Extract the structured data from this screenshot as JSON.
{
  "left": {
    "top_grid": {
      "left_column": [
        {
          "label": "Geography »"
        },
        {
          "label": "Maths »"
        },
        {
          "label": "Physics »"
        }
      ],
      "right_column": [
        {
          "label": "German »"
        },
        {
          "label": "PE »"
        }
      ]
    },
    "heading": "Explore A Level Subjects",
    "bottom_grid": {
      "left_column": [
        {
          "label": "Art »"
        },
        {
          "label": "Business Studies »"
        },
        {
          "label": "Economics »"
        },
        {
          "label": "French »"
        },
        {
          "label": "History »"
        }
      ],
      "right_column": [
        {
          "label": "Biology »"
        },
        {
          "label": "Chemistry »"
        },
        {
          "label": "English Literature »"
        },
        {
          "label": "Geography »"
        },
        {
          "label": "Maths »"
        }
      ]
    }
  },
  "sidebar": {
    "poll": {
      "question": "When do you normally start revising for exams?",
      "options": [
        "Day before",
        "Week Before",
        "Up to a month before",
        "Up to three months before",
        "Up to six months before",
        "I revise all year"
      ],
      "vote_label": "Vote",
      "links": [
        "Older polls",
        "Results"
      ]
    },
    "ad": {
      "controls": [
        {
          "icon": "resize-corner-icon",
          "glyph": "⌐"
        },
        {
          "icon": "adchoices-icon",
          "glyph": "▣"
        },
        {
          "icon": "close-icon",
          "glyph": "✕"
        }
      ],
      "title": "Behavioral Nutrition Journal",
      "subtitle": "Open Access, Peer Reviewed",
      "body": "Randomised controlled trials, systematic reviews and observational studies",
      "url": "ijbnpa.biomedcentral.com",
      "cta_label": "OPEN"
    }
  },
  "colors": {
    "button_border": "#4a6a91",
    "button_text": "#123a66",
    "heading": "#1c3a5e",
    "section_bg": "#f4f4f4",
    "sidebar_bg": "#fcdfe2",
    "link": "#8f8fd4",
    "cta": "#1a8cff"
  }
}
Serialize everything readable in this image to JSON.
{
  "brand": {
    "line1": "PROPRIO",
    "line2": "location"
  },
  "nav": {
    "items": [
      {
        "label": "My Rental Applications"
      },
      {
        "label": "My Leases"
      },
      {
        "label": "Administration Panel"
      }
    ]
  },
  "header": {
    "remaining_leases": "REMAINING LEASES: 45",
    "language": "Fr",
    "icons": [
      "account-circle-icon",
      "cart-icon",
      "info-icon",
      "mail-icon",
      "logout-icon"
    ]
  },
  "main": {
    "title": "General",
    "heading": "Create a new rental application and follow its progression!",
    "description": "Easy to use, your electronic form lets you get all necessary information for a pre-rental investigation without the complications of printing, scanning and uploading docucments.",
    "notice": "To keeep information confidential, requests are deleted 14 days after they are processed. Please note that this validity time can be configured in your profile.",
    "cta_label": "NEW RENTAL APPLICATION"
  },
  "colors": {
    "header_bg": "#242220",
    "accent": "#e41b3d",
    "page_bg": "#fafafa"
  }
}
┄┄┄┄┄┄┄┄┄┄
The word "heading" appears in how many lines of the data? Answer with only the number.

Solution to this exercise:
3